■ **INPUT DATA**
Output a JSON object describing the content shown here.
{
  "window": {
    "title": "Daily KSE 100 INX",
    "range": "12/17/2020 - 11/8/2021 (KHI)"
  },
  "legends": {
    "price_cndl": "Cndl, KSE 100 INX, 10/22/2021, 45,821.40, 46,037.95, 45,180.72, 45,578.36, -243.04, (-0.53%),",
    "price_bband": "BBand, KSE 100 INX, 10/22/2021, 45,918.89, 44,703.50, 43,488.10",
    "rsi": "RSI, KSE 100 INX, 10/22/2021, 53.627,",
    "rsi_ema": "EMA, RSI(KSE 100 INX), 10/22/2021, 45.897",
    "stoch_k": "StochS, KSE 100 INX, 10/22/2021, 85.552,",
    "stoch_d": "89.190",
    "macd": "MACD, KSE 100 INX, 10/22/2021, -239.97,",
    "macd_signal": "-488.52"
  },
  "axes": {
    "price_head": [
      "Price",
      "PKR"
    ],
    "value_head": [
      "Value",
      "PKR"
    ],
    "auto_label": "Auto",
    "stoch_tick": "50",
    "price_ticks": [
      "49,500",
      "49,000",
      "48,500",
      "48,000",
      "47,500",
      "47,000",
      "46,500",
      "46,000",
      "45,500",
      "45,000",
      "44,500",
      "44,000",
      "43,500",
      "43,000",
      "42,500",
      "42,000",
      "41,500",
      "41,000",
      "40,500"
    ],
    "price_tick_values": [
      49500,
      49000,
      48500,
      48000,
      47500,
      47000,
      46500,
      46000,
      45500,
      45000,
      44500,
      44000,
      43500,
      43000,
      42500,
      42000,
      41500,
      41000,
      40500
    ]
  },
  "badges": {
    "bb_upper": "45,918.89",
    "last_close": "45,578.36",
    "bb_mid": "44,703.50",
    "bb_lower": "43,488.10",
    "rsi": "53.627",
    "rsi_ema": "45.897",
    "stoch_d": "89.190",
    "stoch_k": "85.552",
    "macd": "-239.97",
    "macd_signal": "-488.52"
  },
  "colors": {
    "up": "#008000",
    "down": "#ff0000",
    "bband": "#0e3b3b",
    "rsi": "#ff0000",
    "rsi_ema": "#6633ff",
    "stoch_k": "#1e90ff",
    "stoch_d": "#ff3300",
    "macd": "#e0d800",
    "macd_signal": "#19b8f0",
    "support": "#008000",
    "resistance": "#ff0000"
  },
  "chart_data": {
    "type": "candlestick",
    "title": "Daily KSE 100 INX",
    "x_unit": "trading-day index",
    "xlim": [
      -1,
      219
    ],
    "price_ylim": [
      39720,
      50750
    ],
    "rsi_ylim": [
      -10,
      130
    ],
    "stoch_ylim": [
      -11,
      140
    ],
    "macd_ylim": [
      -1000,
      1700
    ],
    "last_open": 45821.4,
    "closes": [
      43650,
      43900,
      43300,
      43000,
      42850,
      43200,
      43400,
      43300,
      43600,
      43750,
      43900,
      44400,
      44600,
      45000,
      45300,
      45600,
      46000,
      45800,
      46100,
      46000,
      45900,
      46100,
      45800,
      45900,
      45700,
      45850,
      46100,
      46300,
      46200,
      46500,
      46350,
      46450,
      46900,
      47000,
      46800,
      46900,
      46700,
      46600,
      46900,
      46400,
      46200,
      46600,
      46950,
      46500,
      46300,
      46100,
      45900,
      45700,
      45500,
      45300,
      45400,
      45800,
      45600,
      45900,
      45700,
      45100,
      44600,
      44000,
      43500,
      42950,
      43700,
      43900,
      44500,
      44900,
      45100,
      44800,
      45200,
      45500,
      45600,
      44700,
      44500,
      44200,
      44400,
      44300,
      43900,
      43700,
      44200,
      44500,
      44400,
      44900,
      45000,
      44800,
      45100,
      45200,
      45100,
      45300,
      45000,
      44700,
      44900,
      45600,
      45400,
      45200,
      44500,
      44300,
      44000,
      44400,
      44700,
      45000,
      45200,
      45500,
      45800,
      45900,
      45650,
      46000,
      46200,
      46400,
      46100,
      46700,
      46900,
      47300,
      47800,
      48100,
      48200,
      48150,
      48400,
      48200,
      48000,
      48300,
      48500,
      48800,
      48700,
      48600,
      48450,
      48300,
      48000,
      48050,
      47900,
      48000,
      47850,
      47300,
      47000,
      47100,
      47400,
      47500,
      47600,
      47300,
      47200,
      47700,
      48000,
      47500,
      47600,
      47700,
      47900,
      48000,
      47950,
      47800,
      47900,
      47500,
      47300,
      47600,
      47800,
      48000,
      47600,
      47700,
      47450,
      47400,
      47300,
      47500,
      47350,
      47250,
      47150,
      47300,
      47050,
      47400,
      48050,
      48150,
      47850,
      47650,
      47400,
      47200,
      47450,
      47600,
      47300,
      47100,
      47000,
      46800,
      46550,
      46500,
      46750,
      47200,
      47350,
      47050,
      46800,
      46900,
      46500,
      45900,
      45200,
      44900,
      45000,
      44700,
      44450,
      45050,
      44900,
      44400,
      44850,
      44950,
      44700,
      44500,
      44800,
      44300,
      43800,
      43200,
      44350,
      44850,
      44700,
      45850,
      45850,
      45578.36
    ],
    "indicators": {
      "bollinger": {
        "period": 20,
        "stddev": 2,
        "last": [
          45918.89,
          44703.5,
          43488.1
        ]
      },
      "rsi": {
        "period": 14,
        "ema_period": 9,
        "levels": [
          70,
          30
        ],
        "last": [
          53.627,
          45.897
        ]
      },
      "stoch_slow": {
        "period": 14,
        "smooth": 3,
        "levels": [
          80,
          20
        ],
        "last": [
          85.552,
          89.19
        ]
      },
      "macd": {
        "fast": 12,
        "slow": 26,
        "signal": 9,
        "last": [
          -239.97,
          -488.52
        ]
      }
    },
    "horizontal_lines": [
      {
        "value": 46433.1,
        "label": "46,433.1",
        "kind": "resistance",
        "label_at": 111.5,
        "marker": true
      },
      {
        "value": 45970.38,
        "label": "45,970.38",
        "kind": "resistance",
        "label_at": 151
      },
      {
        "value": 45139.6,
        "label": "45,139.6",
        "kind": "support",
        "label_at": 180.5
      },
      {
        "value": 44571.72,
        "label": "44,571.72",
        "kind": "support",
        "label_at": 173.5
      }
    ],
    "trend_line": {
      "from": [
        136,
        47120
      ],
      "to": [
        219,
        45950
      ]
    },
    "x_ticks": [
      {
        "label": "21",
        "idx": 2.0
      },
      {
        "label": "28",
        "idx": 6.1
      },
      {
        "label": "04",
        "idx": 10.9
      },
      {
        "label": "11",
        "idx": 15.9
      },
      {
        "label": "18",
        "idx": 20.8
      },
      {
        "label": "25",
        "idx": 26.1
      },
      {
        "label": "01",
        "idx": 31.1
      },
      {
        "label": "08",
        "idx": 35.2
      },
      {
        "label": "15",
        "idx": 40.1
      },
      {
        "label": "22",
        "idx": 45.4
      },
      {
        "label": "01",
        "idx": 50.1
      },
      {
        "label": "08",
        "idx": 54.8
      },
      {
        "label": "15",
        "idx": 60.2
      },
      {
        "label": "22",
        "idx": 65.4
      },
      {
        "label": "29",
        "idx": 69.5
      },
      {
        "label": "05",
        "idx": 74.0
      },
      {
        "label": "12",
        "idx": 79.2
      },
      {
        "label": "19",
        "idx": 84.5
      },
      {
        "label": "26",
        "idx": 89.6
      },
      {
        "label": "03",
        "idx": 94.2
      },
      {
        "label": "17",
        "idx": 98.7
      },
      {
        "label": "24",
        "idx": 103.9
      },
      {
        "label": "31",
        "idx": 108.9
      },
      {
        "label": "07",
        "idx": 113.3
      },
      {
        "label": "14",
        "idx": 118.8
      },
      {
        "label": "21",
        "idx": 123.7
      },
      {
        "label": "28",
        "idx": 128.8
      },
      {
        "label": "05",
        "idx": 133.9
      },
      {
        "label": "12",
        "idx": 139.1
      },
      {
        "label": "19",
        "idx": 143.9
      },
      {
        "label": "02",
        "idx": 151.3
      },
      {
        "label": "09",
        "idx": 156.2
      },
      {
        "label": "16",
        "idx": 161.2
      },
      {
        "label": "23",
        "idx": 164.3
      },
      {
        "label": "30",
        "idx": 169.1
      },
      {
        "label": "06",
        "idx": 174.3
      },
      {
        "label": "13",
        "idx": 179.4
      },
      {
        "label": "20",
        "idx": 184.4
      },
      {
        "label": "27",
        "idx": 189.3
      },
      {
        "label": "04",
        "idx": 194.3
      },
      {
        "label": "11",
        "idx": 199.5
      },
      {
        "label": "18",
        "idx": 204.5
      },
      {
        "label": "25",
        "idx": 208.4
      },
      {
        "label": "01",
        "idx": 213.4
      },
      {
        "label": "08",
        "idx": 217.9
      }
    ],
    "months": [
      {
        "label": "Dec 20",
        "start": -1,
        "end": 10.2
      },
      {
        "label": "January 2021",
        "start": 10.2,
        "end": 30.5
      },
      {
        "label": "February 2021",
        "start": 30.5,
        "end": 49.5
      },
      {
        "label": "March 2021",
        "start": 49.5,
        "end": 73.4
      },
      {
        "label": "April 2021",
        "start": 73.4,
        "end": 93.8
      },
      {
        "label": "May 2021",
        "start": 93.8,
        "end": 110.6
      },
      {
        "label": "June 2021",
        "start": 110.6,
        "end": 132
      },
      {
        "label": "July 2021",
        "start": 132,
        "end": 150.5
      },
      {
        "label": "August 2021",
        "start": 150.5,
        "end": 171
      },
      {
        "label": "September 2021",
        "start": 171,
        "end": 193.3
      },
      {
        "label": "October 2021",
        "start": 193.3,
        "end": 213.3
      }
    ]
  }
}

■ **WHAT THIS TASK INVOLVES**
Identify every line holding the word "start" and copy it out.

■ **TASK RESULT**
        "start": -1,
        "start": 10.2,
        "start": 30.5,
        "start": 49.5,
        "start": 73.4,
        "start": 93.8,
        "start": 110.6,
        "start": 132,
        "start": 150.5,
        "start": 171,
        "start": 193.3,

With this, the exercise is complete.